- [Data excerpts]:
#####

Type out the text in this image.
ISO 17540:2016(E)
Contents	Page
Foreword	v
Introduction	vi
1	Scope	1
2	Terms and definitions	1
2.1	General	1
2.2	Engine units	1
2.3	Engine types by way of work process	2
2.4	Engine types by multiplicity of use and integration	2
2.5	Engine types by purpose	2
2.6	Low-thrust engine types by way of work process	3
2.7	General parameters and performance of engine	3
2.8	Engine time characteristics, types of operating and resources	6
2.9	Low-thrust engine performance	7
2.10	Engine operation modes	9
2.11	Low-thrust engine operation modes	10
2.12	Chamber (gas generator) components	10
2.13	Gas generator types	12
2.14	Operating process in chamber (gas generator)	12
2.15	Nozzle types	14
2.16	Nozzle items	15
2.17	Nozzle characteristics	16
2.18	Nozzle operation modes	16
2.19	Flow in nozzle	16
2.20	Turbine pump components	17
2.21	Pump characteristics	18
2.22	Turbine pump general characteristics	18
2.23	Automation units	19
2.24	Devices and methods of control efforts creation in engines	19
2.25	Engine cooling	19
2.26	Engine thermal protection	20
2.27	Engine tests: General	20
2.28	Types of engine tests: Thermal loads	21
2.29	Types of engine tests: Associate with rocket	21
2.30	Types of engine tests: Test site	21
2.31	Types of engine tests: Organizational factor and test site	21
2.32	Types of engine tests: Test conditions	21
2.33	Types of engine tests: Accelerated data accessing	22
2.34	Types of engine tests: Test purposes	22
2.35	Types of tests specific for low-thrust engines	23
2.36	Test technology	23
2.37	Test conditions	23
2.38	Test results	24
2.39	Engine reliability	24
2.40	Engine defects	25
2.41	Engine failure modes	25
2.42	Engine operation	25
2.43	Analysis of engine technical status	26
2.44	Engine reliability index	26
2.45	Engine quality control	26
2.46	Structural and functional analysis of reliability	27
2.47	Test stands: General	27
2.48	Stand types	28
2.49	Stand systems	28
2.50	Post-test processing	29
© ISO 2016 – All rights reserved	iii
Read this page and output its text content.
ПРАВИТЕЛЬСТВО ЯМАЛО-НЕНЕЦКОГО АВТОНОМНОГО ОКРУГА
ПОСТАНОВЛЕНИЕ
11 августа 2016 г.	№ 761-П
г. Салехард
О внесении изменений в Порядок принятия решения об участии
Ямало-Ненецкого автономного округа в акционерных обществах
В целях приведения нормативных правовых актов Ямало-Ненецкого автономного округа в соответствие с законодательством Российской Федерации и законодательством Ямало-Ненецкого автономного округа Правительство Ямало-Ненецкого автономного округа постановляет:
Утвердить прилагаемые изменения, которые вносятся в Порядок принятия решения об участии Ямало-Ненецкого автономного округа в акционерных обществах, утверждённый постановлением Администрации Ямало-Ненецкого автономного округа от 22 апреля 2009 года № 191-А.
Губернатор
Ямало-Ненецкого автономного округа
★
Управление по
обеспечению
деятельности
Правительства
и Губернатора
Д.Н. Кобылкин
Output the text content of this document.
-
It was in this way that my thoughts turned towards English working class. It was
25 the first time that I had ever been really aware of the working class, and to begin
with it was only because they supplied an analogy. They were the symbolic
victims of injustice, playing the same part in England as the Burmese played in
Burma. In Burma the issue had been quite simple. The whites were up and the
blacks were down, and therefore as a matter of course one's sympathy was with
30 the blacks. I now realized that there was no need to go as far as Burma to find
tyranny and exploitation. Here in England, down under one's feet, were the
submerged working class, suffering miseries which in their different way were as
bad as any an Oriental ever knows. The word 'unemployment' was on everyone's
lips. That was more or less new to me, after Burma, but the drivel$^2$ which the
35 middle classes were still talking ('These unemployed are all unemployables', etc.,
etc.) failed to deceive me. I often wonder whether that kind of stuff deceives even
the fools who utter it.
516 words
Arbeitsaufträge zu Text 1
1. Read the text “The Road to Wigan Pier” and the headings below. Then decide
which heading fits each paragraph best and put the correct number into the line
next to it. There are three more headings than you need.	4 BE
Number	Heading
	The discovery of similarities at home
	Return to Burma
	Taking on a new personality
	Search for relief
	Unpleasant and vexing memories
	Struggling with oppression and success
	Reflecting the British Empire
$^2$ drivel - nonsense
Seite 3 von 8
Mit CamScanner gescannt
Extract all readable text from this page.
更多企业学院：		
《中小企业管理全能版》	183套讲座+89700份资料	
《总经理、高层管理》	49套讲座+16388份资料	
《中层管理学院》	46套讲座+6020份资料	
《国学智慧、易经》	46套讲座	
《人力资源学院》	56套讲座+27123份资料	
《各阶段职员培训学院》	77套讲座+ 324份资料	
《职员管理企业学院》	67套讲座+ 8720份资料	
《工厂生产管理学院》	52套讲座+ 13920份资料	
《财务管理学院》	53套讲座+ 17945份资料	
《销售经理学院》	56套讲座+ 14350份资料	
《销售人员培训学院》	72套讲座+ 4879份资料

#####

Write the data from above out again, exactly.

Type out the text in this image.
ISO 17540:2016(E)
Contents	Page
Foreword	v
Introduction	vi
1	Scope	1
2	Terms and definitions	1
2.1	General	1
2.2	Engine units	1
2.3	Engine types by way of work process	2
2.4	Engine types by multiplicity of use and integration	2
2.5	Engine types by purpose	2
2.6	Low-thrust engine types by way of work process	3
2.7	General parameters and performance of engine	3
2.8	Engine time characteristics, types of operating and resources	6
2.9	Low-thrust engine performance	7
2.10	Engine operation modes	9
2.11	Low-thrust engine operation modes	10
2.12	Chamber (gas generator) components	10
2.13	Gas generator types	12
2.14	Operating process in chamber (gas generator)	12
2.15	Nozzle types	14
2.16	Nozzle items	15
2.17	Nozzle characteristics	16
2.18	Nozzle operation modes	16
2.19	Flow in nozzle	16
2.20	Turbine pump components	17
2.21	Pump characteristics	18
2.22	Turbine pump general characteristics	18
2.23	Automation units	19
2.24	Devices and methods of control efforts creation in engines	19
2.25	Engine cooling	19
2.26	Engine thermal protection	20
2.27	Engine tests: General	20
2.28	Types of engine tests: Thermal loads	21
2.29	Types of engine tests: Associate with rocket	21
2.30	Types of engine tests: Test site	21
2.31	Types of engine tests: Organizational factor and test site	21
2.32	Types of engine tests: Test conditions	21
2.33	Types of engine tests: Accelerated data accessing	22
2.34	Types of engine tests: Test purposes	22
2.35	Types of tests specific for low-thrust engines	23
2.36	Test technology	23
2.37	Test conditions	23
2.38	Test results	24
2.39	Engine reliability	24
2.40	Engine defects	25
2.41	Engine failure modes	25
2.42	Engine operation	25
2.43	Analysis of engine technical status	26
2.44	Engine reliability index	26
2.45	Engine quality control	26
2.46	Structural and functional analysis of reliability	27
2.47	Test stands: General	27
2.48	Stand types	28
2.49	Stand systems	28
2.50	Post-test processing	29
© ISO 2016 – All rights reserved	iii
Read this page and output its text content.
ПРАВИТЕЛЬСТВО ЯМАЛО-НЕНЕЦКОГО АВТОНОМНОГО ОКРУГА
ПОСТАНОВЛЕНИЕ
11 августа 2016 г.	№ 761-П
г. Салехард
О внесении изменений в Порядок принятия решения об участии
Ямало-Ненецкого автономного округа в акционерных обществах
В целях приведения нормативных правовых актов Ямало-Ненецкого автономного округа в соответствие с законодательством Российской Федерации и законодательством Ямало-Ненецкого автономного округа Правительство Ямало-Ненецкого автономного округа постановляет:
Утвердить прилагаемые изменения, которые вносятся в Порядок принятия решения об участии Ямало-Ненецкого автономного округа в акционерных обществах, утверждённый постановлением Администрации Ямало-Ненецкого автономного округа от 22 апреля 2009 года № 191-А.
Губернатор
Ямало-Ненецкого автономного округа
★
Управление по
обеспечению
деятельности
Правительства
и Губернатора
Д.Н. Кобылкин
Output the text content of this document.
-
It was in this way that my thoughts turned towards English working class. It was
25 the first time that I had ever been really aware of the working class, and to begin
with it was only because they supplied an analogy. They were the symbolic
victims of injustice, playing the same part in England as the Burmese played in
Burma. In Burma the issue had been quite simple. The whites were up and the
blacks were down, and therefore as a matter of course one's sympathy was with
30 the blacks. I now realized that there was no need to go as far as Burma to find
tyranny and exploitation. Here in England, down under one's feet, were the
submerged working class, suffering miseries which in their different way were as
bad as any an Oriental ever knows. The word 'unemployment' was on everyone's
lips. That was more or less new to me, after Burma, but the drivel$^2$ which the
35 middle classes were still talking ('These unemployed are all unemployables', etc.,
etc.) failed to deceive me. I often wonder whether that kind of stuff deceives even
the fools who utter it.
516 words
Arbeitsaufträge zu Text 1
1. Read the text “The Road to Wigan Pier” and the headings below. Then decide
which heading fits each paragraph best and put the correct number into the line
next to it. There are three more headings than you need.	4 BE
Number	Heading
	The discovery of similarities at home
	Return to Burma
	Taking on a new personality
	Search for relief
	Unpleasant and vexing memories
	Struggling with oppression and success
	Reflecting the British Empire
$^2$ drivel - nonsense
Seite 3 von 8
Mit CamScanner gescannt
Extract all readable text from this page.
更多企业学院：		
《中小企业管理全能版》	183套讲座+89700份资料	
《总经理、高层管理》	49套讲座+16388份资料	
《中层管理学院》	46套讲座+6020份资料	
《国学智慧、易经》	46套讲座	
《人力资源学院》	56套讲座+27123份资料	
《各阶段职员培训学院》	77套讲座+ 324份资料	
《职员管理企业学院》	67套讲座+ 8720份资料	
《工厂生产管理学院》	52套讲座+ 13920份资料	
《财务管理学院》	53套讲座+ 17945份资料	
《销售经理学院》	56套讲座+ 14350份资料	
《销售人员培训学院》	72套讲座+ 4879份资料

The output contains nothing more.